* BEGIN LISTING *

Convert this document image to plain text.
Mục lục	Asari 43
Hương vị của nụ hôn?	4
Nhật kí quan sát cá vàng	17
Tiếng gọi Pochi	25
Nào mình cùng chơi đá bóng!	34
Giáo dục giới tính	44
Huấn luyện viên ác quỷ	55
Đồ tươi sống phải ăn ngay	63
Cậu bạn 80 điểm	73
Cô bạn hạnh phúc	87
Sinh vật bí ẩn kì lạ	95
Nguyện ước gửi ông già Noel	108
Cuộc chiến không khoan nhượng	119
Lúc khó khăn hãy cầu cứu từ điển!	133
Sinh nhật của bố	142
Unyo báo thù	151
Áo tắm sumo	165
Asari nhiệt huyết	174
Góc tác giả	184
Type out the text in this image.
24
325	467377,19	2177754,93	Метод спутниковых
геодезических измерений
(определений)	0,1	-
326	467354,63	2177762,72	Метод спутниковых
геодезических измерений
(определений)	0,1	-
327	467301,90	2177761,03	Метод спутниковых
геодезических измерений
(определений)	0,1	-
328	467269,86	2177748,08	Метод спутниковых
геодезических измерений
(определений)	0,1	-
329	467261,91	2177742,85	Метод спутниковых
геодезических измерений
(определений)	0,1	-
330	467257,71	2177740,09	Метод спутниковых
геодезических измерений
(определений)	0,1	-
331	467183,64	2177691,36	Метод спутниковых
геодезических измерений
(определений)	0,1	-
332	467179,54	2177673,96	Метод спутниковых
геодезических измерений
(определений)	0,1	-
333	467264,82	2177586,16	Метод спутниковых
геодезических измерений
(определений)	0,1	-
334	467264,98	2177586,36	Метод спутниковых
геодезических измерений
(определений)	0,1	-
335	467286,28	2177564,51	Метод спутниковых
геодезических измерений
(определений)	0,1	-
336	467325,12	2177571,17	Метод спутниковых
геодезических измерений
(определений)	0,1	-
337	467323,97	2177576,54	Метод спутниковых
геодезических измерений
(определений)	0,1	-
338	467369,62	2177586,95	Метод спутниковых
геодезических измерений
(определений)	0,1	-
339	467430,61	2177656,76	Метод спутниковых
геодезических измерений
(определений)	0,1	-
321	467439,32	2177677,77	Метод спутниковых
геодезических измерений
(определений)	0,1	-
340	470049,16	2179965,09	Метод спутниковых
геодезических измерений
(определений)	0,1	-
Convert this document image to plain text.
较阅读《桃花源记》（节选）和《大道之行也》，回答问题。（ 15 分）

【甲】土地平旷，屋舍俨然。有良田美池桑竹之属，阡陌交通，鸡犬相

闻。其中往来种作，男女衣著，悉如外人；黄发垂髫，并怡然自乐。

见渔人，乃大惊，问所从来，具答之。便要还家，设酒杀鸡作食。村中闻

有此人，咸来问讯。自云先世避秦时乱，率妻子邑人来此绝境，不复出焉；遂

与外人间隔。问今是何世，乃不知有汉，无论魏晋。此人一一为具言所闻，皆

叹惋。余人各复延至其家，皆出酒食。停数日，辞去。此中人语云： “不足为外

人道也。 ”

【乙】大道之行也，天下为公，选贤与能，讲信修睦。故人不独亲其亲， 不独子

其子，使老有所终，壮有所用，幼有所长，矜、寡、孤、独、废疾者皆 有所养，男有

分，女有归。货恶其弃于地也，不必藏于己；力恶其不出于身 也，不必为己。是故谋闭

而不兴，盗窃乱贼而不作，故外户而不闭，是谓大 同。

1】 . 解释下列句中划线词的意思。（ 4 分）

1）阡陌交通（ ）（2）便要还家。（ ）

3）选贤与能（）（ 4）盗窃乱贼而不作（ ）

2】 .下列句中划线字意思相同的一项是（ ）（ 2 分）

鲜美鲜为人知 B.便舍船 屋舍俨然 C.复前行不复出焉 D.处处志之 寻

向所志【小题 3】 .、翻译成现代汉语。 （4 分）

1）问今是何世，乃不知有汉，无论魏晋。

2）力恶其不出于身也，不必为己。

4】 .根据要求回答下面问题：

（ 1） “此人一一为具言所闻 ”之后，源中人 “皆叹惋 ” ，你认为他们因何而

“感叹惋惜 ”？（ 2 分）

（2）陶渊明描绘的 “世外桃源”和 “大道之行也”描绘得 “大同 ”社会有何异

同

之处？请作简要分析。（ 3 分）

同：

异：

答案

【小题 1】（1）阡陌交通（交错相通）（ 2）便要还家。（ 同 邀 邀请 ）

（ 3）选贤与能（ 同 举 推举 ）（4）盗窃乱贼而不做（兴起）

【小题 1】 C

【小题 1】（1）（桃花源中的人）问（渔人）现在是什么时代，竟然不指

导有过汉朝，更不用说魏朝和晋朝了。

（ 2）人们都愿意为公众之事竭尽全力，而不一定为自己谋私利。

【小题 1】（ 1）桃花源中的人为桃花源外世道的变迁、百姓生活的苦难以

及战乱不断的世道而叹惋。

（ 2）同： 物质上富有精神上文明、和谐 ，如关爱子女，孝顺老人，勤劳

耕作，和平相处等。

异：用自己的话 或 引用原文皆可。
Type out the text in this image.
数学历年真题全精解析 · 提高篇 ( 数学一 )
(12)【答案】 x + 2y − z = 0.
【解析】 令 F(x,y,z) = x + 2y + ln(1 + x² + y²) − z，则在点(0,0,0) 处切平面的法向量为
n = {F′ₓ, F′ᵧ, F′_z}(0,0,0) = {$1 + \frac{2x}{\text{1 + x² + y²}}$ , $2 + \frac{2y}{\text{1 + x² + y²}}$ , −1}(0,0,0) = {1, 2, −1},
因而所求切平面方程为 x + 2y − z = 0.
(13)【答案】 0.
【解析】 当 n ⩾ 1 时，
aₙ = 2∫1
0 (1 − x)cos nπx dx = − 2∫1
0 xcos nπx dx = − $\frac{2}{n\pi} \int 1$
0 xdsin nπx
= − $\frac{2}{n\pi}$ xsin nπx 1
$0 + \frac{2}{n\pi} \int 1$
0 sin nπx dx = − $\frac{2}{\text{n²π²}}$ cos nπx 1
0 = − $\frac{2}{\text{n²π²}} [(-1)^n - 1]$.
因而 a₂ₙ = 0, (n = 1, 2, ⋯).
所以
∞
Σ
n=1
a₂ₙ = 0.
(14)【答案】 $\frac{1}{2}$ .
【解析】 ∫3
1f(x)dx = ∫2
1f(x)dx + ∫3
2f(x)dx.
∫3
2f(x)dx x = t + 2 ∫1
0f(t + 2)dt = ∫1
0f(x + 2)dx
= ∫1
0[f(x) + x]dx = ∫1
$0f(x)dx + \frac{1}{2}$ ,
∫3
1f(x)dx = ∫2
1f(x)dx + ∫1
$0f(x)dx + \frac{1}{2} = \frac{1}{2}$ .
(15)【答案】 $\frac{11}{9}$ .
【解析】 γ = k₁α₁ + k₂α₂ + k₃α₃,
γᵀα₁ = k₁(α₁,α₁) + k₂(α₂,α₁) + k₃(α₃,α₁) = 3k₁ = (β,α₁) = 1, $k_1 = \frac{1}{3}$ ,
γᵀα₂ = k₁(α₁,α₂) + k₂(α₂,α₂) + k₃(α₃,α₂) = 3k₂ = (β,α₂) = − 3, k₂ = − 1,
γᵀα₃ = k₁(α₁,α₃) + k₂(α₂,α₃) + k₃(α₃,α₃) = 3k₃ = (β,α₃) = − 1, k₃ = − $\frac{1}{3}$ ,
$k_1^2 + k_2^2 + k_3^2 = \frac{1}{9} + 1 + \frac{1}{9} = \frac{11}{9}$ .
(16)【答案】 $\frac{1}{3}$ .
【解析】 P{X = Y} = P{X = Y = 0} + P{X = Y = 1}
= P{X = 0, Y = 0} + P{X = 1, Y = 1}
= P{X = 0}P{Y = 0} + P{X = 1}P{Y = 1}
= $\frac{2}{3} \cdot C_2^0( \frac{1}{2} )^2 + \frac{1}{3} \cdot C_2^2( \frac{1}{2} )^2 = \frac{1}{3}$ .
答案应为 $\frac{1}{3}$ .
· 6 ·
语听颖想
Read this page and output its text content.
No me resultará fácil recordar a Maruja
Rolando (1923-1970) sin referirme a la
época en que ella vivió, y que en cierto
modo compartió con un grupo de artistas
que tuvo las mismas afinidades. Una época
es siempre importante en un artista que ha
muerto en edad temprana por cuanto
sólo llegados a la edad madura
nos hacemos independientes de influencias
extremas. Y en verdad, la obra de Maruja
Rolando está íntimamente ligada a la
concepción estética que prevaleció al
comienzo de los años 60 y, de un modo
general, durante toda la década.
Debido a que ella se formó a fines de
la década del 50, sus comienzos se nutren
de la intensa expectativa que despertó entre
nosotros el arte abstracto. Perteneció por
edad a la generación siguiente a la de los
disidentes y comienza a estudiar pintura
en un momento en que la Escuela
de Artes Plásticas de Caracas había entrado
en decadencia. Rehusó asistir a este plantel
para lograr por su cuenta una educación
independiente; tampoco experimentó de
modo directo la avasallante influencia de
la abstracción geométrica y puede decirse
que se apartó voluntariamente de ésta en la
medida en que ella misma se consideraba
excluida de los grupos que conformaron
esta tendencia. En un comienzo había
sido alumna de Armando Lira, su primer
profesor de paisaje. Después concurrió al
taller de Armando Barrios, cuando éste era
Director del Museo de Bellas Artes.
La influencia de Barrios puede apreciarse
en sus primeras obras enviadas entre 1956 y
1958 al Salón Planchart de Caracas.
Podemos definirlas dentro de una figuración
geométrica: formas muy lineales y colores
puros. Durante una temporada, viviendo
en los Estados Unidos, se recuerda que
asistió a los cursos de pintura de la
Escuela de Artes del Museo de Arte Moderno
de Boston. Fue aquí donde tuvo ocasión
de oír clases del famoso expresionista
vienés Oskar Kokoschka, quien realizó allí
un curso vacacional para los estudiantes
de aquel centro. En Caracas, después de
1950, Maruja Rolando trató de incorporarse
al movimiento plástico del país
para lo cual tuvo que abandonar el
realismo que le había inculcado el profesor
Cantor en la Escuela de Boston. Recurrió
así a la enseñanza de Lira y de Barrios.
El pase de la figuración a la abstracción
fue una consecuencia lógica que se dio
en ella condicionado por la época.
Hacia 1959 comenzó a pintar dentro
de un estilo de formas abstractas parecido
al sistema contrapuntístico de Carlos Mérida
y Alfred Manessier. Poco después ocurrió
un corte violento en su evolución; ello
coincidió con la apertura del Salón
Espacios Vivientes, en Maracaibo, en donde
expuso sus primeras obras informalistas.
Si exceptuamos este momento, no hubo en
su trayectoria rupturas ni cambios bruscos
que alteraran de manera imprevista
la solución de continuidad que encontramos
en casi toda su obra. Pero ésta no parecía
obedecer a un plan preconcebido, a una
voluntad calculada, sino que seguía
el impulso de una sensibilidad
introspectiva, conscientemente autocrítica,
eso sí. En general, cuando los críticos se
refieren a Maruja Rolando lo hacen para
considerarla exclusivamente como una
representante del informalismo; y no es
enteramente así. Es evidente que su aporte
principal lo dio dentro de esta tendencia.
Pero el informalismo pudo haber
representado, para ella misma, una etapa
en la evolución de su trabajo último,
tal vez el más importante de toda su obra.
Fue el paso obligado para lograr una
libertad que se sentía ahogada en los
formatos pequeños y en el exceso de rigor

* END LISTING *

Identify lines with the string "este". Copy each one.

COMPLETED EXERCISE
en decadencia. Rehusó asistir a este plantel
Si exceptuamos este momento, no hubo en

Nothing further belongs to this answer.